§ **DATA EXCERPTS**
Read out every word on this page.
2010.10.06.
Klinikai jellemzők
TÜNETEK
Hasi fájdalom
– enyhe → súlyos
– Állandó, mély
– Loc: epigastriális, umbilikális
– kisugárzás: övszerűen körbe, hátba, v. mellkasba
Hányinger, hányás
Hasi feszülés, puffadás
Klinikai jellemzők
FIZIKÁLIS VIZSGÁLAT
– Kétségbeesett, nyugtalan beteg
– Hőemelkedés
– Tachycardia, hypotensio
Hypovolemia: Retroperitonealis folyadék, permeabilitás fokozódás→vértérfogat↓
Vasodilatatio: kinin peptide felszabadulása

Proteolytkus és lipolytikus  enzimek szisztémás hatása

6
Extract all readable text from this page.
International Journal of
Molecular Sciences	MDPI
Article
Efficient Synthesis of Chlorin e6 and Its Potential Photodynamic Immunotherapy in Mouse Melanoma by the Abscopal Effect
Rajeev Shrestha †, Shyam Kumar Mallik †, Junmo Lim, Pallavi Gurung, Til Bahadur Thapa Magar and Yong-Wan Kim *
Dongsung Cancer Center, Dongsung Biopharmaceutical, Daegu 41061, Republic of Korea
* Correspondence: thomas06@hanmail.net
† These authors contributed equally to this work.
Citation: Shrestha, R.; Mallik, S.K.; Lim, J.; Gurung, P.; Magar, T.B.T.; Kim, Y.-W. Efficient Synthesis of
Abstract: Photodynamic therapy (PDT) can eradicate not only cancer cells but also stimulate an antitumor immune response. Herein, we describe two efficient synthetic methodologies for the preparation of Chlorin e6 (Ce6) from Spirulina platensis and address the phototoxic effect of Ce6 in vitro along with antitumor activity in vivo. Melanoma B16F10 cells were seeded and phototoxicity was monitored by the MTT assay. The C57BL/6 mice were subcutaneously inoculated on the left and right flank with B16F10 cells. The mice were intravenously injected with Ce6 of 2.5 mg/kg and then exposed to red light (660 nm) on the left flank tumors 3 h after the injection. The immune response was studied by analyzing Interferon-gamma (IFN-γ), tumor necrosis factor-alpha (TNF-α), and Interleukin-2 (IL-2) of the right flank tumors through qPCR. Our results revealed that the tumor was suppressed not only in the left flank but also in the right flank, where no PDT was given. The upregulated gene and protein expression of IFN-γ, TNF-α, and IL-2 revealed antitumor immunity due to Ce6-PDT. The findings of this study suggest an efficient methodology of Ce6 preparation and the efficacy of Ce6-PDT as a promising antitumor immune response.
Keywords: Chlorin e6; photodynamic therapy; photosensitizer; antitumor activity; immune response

§ **ACTIVITY**
Using the entries above, give the number of lines that include "Shrestha", with no added words.

§ **TASK SOLUTION**
2